[BEGIN Data section]

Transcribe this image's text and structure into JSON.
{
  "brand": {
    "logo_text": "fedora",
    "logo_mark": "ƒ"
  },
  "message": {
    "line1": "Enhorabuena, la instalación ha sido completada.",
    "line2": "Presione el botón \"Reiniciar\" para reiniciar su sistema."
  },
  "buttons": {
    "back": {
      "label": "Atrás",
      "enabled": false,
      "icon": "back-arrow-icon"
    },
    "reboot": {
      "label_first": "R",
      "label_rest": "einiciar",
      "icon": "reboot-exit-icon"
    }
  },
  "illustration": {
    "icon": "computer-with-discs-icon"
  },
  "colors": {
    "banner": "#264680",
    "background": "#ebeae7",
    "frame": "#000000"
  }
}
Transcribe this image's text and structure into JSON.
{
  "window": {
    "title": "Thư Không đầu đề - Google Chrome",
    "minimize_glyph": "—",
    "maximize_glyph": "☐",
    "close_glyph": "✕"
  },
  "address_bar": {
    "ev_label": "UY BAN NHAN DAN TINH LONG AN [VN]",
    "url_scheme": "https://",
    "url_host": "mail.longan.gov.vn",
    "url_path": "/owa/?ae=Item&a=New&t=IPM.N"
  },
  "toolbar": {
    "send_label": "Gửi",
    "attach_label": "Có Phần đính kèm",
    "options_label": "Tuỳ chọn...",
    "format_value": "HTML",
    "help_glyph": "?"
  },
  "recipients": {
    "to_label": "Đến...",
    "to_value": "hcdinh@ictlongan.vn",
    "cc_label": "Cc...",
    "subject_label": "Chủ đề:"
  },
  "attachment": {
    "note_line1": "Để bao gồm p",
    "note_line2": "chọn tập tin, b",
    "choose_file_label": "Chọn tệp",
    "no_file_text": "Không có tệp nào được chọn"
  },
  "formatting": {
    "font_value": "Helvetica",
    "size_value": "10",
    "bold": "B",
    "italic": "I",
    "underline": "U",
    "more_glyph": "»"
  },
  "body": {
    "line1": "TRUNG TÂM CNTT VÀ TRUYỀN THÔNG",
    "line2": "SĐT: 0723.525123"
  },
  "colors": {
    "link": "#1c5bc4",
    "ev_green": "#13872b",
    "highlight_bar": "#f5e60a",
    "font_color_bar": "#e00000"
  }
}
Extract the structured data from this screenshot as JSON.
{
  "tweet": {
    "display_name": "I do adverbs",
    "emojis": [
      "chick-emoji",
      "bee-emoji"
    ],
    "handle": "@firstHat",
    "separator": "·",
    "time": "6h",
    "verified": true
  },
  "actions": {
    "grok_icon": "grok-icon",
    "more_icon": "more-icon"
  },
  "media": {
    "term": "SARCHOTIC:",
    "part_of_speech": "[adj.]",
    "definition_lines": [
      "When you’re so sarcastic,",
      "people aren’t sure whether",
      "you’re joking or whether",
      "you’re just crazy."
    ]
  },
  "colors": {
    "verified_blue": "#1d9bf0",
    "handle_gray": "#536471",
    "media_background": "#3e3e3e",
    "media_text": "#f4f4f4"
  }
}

[END Data section]

## [Aim]
Restate the data above word for word.

## [Problem solution]
Transcribe this image's text and structure into JSON.
{
  "brand": {
    "logo_text": "fedora",
    "logo_mark": "ƒ"
  },
  "message": {
    "line1": "Enhorabuena, la instalación ha sido completada.",
    "line2": "Presione el botón \"Reiniciar\" para reiniciar su sistema."
  },
  "buttons": {
    "back": {
      "label": "Atrás",
      "enabled": false,
      "icon": "back-arrow-icon"
    },
    "reboot": {
      "label_first": "R",
      "label_rest": "einiciar",
      "icon": "reboot-exit-icon"
    }
  },
  "illustration": {
    "icon": "computer-with-discs-icon"
  },
  "colors": {
    "banner": "#264680",
    "background": "#ebeae7",
    "frame": "#000000"
  }
}
Transcribe this image's text and structure into JSON.
{
  "window": {
    "title": "Thư Không đầu đề - Google Chrome",
    "minimize_glyph": "—",
    "maximize_glyph": "☐",
    "close_glyph": "✕"
  },
  "address_bar": {
    "ev_label": "UY BAN NHAN DAN TINH LONG AN [VN]",
    "url_scheme": "https://",
    "url_host": "mail.longan.gov.vn",
    "url_path": "/owa/?ae=Item&a=New&t=IPM.N"
  },
  "toolbar": {
    "send_label": "Gửi",
    "attach_label": "Có Phần đính kèm",
    "options_label": "Tuỳ chọn...",
    "format_value": "HTML",
    "help_glyph": "?"
  },
  "recipients": {
    "to_label": "Đến...",
    "to_value": "hcdinh@ictlongan.vn",
    "cc_label": "Cc...",
    "subject_label": "Chủ đề:"
  },
  "attachment": {
    "note_line1": "Để bao gồm p",
    "note_line2": "chọn tập tin, b",
    "choose_file_label": "Chọn tệp",
    "no_file_text": "Không có tệp nào được chọn"
  },
  "formatting": {
    "font_value": "Helvetica",
    "size_value": "10",
    "bold": "B",
    "italic": "I",
    "underline": "U",
    "more_glyph": "»"
  },
  "body": {
    "line1": "TRUNG TÂM CNTT VÀ TRUYỀN THÔNG",
    "line2": "SĐT: 0723.525123"
  },
  "colors": {
    "link": "#1c5bc4",
    "ev_green": "#13872b",
    "highlight_bar": "#f5e60a",
    "font_color_bar": "#e00000"
  }
}
Extract the structured data from this screenshot as JSON.
{
  "tweet": {
    "display_name": "I do adverbs",
    "emojis": [
      "chick-emoji",
      "bee-emoji"
    ],
    "handle": "@firstHat",
    "separator": "·",
    "time": "6h",
    "verified": true
  },
  "actions": {
    "grok_icon": "grok-icon",
    "more_icon": "more-icon"
  },
  "media": {
    "term": "SARCHOTIC:",
    "part_of_speech": "[adj.]",
    "definition_lines": [
      "When you’re so sarcastic,",
      "people aren’t sure whether",
      "you’re joking or whether",
      "you’re just crazy."
    ]
  },
  "colors": {
    "verified_blue": "#1d9bf0",
    "handle_gray": "#536471",
    "media_background": "#3e3e3e",
    "media_text": "#f4f4f4"
  }
}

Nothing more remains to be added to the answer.